|Publication number||US4287518 A|
|Application number||US 06/145,206|
|Publication date||Sep 1, 1981|
|Filing date||Apr 30, 1980|
|Priority date||Apr 30, 1980|
|Publication number||06145206, 145206, US 4287518 A, US 4287518A, US-A-4287518, US4287518 A, US4287518A|
|Inventors||A. Administrator of the National Aeronautics and Space Administration with respect to an invention of Frosch Robert, Haynes Ellis, Jr.|
|Export Citation||BiBTeX, EndNote, RefMan|
|Patent Citations (11), Referenced by (61), Classifications (17)|
|External Links: USPTO, USPTO Assignment, Espacenet|
The invention described herein was made in the performance of work under a NASA contract and is subject to the provisions of Section 305 of the National Aeronautics and Space Act of 1958, Public Law 85-568 (72 Stat. 435; U.S.C. 2457).
My invention relates generally to antennas and more specifically to aircraft and space vehicle, flush-mounted, microwave band antennas.
In high performance aircraft and reentry space craft, air friction at high vehicle speeds results in heating to such an extent that any protrusions from the skin of the vehicle could be subject to damage or even burn-off. Accordingly, it is usually imperative that antenna structures not project beyond the skin surface of such a high performance air/space vehicle. Hence, it has been the practice to provide flush-mounted structures. The frequencies normally employed are very high including microwave region, and accordingly relatively compact structures are possible, even where special radiation patterns are required.
In the prior art, various approaches have been taken for the implementation of flush antenna structures. Various cavity enclosed antenna structures are extant in the prior art and any of these could be considered relevant to flush mounted air/spacecraft antennas, whether or not this prior art was developed for air/spacecraft employment.
Typical of the prior art cavity-type antennas are the devices shown in U.S. Pat. Nos. 3,836,976; 3,740,754 and 3,789,416. In U.S. Pat. No. 3,740,754, a turnstile antenna within a cup-like cavity is disclosed. The turnstile elements are bars or tubes self-supported from a central feed structure. It could be said that a radome might be affixed over the open cup and the device thereby converted to a flush mounted antenna by installing it in a corresponding opening in the skin of an air/space vehicle. The radiating elements of U.S. Pat. No. 3,740,754 would be unsuitable for the severe environment of air/space vehicle service, since in addition to air friction heating, shock and vibration are encountered. The discrete tubular or rod-like elements of that reference are likely to be unable to resist such shock and vibration and therefore its structure would be generally unsuitable for the application.

Set problem 1: According to the patent excerpt, why must antennas on high-performance aircraft and reentry spacecraft not project beyond the vehicle's skin?
Set problem 2: Pick up the patent excerpt after its final sentence and write its continuation.

Dataset:

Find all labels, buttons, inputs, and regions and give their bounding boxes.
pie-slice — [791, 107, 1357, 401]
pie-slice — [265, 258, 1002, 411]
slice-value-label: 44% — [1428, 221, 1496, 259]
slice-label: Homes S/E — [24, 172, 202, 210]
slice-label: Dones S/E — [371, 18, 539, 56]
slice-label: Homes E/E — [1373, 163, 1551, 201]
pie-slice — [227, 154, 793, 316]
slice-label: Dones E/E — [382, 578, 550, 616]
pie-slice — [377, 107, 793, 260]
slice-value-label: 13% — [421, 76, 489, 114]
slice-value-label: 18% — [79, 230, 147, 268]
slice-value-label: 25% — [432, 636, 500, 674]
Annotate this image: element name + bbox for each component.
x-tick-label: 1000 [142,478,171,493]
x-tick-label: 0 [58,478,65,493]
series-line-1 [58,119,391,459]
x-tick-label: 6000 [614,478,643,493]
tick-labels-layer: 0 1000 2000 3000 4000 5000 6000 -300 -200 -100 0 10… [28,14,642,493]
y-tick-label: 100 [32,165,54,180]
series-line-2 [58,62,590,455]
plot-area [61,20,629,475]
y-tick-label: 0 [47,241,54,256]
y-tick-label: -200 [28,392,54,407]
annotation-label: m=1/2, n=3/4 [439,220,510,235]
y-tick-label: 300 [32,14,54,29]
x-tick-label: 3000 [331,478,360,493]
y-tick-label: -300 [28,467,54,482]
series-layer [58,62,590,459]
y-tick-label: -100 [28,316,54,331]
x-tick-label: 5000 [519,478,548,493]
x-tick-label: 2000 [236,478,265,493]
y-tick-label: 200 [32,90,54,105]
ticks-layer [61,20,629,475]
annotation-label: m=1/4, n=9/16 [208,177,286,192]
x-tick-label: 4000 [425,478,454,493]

Expected output 1: Air friction at high speeds heats the vehicle so much that any protrusions could be damaged or even burn off.

Expected output 2:
In U.S. Pat. No. 3,789,416, another turnstile antenna structure is shown mounted within a cup-like housing similar to the configuration of U.S. Pat. No. 3,740,754 in that its elements are mounted from a central feed. This device of U.S. Pat. No. 3,789,416 would be no more able to perform satisfactorily in the air/space vehicle application than would the apparatus of U.S. Pat. No. 3,740,754. Still further, both of these prior art devices would be relatively expensive to manufacture. Many metal forming steps and jig assembly appear necessary for either.
Concerning the so-called turnstile antenna configuration, it should be noted that this is a well-known concept in this art. It basically involves dipoles or colinear pluralities of dipoles in two orthogonal arrangements. Separate feeds permit separate excitation control and phasing for radiation pattern selection or polarization diversity or agility.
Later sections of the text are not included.